REQUIRED WORK: Search the data below for "Depression"; list each line that holds it.

============================================================

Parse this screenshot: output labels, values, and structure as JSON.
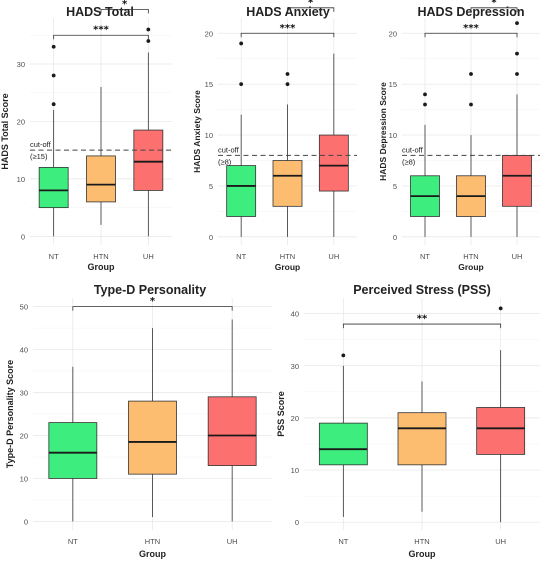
{
  "colors": {
    "NT": "#3ded7e",
    "HTN": "#fdbd71",
    "UH": "#fd7070"
  },
  "chart_data": [
    {
      "type": "box",
      "title": "HADS Total",
      "xlabel": "Group",
      "ylabel": "HADS Total Score",
      "ylim": [
        -1.5,
        38
      ],
      "yticks": [
        0,
        10,
        20,
        30
      ],
      "categories": [
        "NT",
        "HTN",
        "UH"
      ],
      "boxes": [
        {
          "group": "NT",
          "min": 0,
          "q1": 5,
          "median": 8,
          "q3": 12,
          "max": 22,
          "outliers": [
            23,
            28,
            33
          ]
        },
        {
          "group": "HTN",
          "min": 2,
          "q1": 6,
          "median": 9,
          "q3": 14,
          "max": 26,
          "outliers": []
        },
        {
          "group": "UH",
          "min": 0,
          "q1": 8,
          "median": 13,
          "q3": 18.5,
          "max": 32,
          "outliers": [
            34,
            36
          ]
        }
      ],
      "cutoff": {
        "value": 15,
        "label_line1": "cut-off",
        "label_line2": "(≥15)"
      },
      "brackets": [
        {
          "from": "HTN",
          "to": "UH",
          "label": "*",
          "y": 39.5
        },
        {
          "from": "NT",
          "to": "UH",
          "label": "***",
          "y": 35
        }
      ]
    },
    {
      "type": "box",
      "title": "HADS Anxiety",
      "xlabel": "Group",
      "ylabel": "HADS Anxiety Score",
      "ylim": [
        -0.8,
        21.5
      ],
      "yticks": [
        0,
        5,
        10,
        15,
        20
      ],
      "categories": [
        "NT",
        "HTN",
        "UH"
      ],
      "boxes": [
        {
          "group": "NT",
          "min": 0,
          "q1": 2,
          "median": 5,
          "q3": 7,
          "max": 12,
          "outliers": [
            15,
            19
          ]
        },
        {
          "group": "HTN",
          "min": 0,
          "q1": 3,
          "median": 6,
          "q3": 7.5,
          "max": 13,
          "outliers": [
            15,
            16
          ]
        },
        {
          "group": "UH",
          "min": 0,
          "q1": 4.5,
          "median": 7,
          "q3": 10,
          "max": 18,
          "outliers": []
        }
      ],
      "cutoff": {
        "value": 8,
        "label_line1": "cut-off",
        "label_line2": "(≥8)"
      },
      "brackets": [
        {
          "from": "HTN",
          "to": "UH",
          "label": "*",
          "y": 22.5
        },
        {
          "from": "NT",
          "to": "UH",
          "label": "***",
          "y": 20
        }
      ]
    },
    {
      "type": "box",
      "title": "HADS Depression",
      "xlabel": "Group",
      "ylabel": "HADS Depression Score",
      "ylim": [
        -0.8,
        21.5
      ],
      "yticks": [
        0,
        5,
        10,
        15,
        20
      ],
      "categories": [
        "NT",
        "HTN",
        "UH"
      ],
      "boxes": [
        {
          "group": "NT",
          "min": 0,
          "q1": 2,
          "median": 4,
          "q3": 6,
          "max": 11,
          "outliers": [
            13,
            14
          ]
        },
        {
          "group": "HTN",
          "min": 0,
          "q1": 2,
          "median": 4,
          "q3": 6,
          "max": 10,
          "outliers": [
            13,
            16
          ]
        },
        {
          "group": "UH",
          "min": 0,
          "q1": 3,
          "median": 6,
          "q3": 8,
          "max": 14,
          "outliers": [
            16,
            18,
            21
          ]
        }
      ],
      "cutoff": {
        "value": 8,
        "label_line1": "cut-off",
        "label_line2": "(≥8)"
      },
      "brackets": [
        {
          "from": "HTN",
          "to": "UH",
          "label": "*",
          "y": 22.5
        },
        {
          "from": "NT",
          "to": "UH",
          "label": "***",
          "y": 20
        }
      ]
    },
    {
      "type": "box",
      "title": "Type-D Personality",
      "xlabel": "Group",
      "ylabel": "Type-D Personality Score",
      "ylim": [
        -2,
        52
      ],
      "yticks": [
        0,
        10,
        20,
        30,
        40,
        50
      ],
      "categories": [
        "NT",
        "HTN",
        "UH"
      ],
      "boxes": [
        {
          "group": "NT",
          "min": 0,
          "q1": 10,
          "median": 16,
          "q3": 23,
          "max": 36,
          "outliers": []
        },
        {
          "group": "HTN",
          "min": 1,
          "q1": 11,
          "median": 18.5,
          "q3": 28,
          "max": 45,
          "outliers": []
        },
        {
          "group": "UH",
          "min": 0,
          "q1": 13,
          "median": 20,
          "q3": 29,
          "max": 47,
          "outliers": []
        }
      ],
      "brackets": [
        {
          "from": "NT",
          "to": "UH",
          "label": "*",
          "y": 50
        }
      ]
    },
    {
      "type": "box",
      "title": "Perceived Stress (PSS)",
      "xlabel": "Group",
      "ylabel": "PSS Score",
      "ylim": [
        -1.5,
        43
      ],
      "yticks": [
        0,
        10,
        20,
        30,
        40
      ],
      "categories": [
        "NT",
        "HTN",
        "UH"
      ],
      "boxes": [
        {
          "group": "NT",
          "min": 1,
          "q1": 11,
          "median": 14,
          "q3": 19,
          "max": 30,
          "outliers": [
            32
          ]
        },
        {
          "group": "HTN",
          "min": 2,
          "q1": 11,
          "median": 18,
          "q3": 21,
          "max": 27,
          "outliers": []
        },
        {
          "group": "UH",
          "min": 0,
          "q1": 13,
          "median": 18,
          "q3": 22,
          "max": 33,
          "outliers": [
            41
          ]
        }
      ],
      "brackets": [
        {
          "from": "NT",
          "to": "UH",
          "label": "**",
          "y": 38
        }
      ]
    }
  ]
}
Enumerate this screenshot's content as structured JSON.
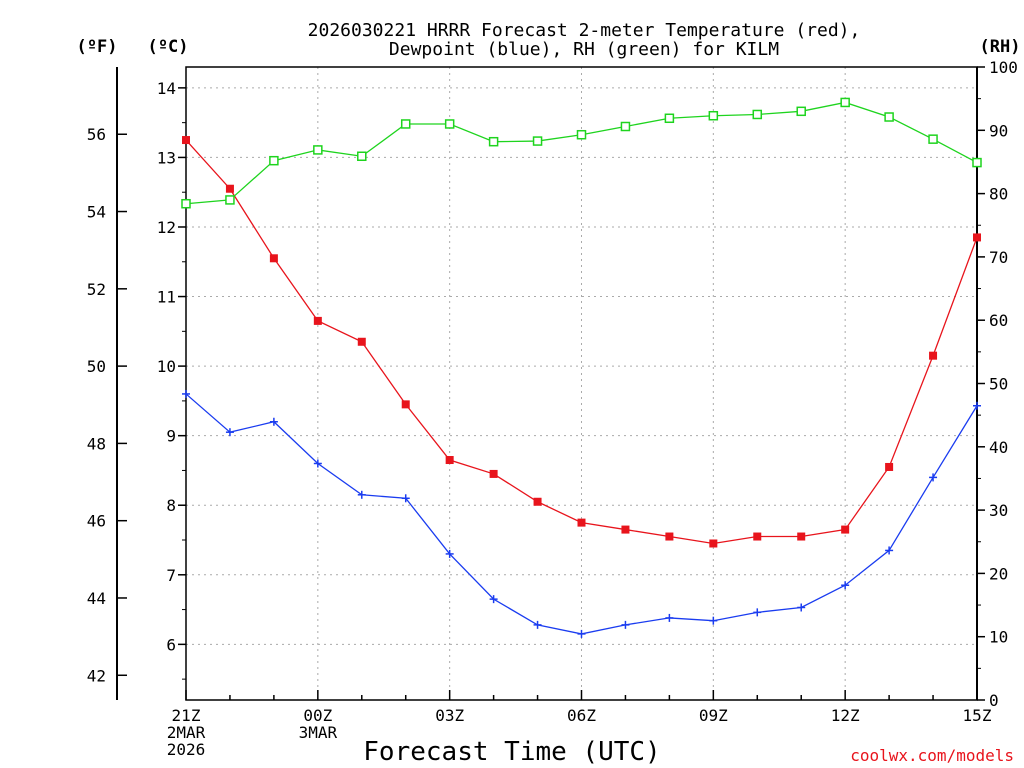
{
  "chart_data": {
    "type": "line",
    "title_lines": [
      "2026030221 HRRR Forecast 2-meter Temperature (red),",
      "Dewpoint (blue), RH (green) for KILM"
    ],
    "units": {
      "fahrenheit": "(ºF)",
      "celsius": "(ºC)",
      "rh": "(RH)"
    },
    "xlabel": "Forecast Time (UTC)",
    "credit": "coolwx.com/models",
    "x": [
      0,
      1,
      2,
      3,
      4,
      5,
      6,
      7,
      8,
      9,
      10,
      11,
      12,
      13,
      14,
      15,
      16,
      17,
      18
    ],
    "x_ticks": [
      {
        "x": 0,
        "lines": [
          "21Z",
          "2MAR",
          "2026"
        ]
      },
      {
        "x": 3,
        "lines": [
          "00Z",
          "3MAR"
        ]
      },
      {
        "x": 6,
        "lines": [
          "03Z"
        ]
      },
      {
        "x": 9,
        "lines": [
          "06Z"
        ]
      },
      {
        "x": 12,
        "lines": [
          "09Z"
        ]
      },
      {
        "x": 15,
        "lines": [
          "12Z"
        ]
      },
      {
        "x": 18,
        "lines": [
          "15Z"
        ]
      }
    ],
    "celsius_axis": {
      "range": [
        5.2,
        14.3
      ],
      "ticks": [
        "6",
        "7",
        "8",
        "9",
        "10",
        "11",
        "12",
        "13",
        "14"
      ]
    },
    "fahrenheit_axis": {
      "range": [
        41.36,
        57.74
      ],
      "ticks": [
        "42",
        "44",
        "46",
        "48",
        "50",
        "52",
        "54",
        "56"
      ]
    },
    "rh_axis": {
      "range": [
        0,
        100
      ],
      "ticks": [
        "0",
        "10",
        "20",
        "30",
        "40",
        "50",
        "60",
        "70",
        "80",
        "90",
        "100"
      ]
    },
    "series": [
      {
        "name": "Temperature",
        "axis": "celsius",
        "color": "#e8141c",
        "marker": "filled-square",
        "values": [
          13.25,
          12.55,
          11.55,
          10.65,
          10.35,
          9.45,
          8.65,
          8.45,
          8.05,
          7.75,
          7.65,
          7.55,
          7.45,
          7.55,
          7.55,
          7.65,
          8.55,
          10.15,
          11.85
        ]
      },
      {
        "name": "Dewpoint",
        "axis": "celsius",
        "color": "#1a3cf0",
        "marker": "plus",
        "values": [
          9.6,
          9.05,
          9.2,
          8.6,
          8.15,
          8.1,
          7.3,
          6.65,
          6.28,
          6.15,
          6.28,
          6.38,
          6.34,
          6.46,
          6.53,
          6.85,
          7.35,
          8.4,
          9.43
        ]
      },
      {
        "name": "RH",
        "axis": "rh",
        "color": "#1ed41e",
        "marker": "open-square",
        "values": [
          78.4,
          79.0,
          85.2,
          86.9,
          85.9,
          91.0,
          91.0,
          88.2,
          88.3,
          89.3,
          90.6,
          91.9,
          92.3,
          92.5,
          93.0,
          94.4,
          92.1,
          88.6,
          84.9
        ]
      }
    ]
  }
}
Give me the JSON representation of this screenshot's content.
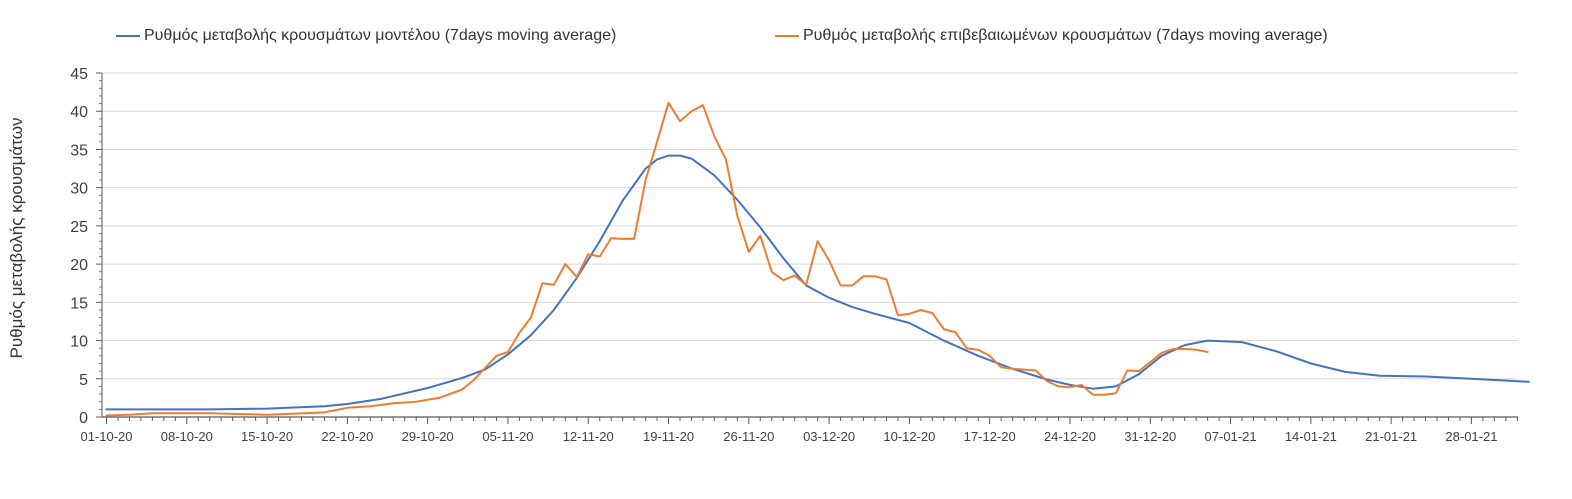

============================================================

TASK OUTPUT:
      "title": "HADS Depression",
      "ylabel": "HADS Depression Score",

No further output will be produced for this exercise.